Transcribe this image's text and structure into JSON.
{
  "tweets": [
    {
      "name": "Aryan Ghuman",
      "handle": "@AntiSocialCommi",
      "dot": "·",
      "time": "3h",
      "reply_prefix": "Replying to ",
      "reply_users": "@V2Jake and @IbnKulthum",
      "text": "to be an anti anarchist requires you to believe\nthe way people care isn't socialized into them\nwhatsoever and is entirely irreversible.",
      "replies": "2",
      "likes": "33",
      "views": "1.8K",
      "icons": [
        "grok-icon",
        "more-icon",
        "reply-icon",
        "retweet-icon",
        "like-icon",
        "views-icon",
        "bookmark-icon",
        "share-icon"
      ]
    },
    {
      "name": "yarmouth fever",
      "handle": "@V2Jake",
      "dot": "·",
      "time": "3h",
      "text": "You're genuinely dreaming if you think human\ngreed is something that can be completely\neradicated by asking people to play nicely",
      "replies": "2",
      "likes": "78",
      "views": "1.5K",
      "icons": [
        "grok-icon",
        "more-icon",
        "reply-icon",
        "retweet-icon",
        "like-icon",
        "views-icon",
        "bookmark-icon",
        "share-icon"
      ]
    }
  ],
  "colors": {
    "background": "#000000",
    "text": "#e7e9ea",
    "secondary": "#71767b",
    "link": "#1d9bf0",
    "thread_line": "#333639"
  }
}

YOUR INSTRUCTIONS: Count every line above that holds the string "text" and give the total, nothing more.

IN RESPONSE: 4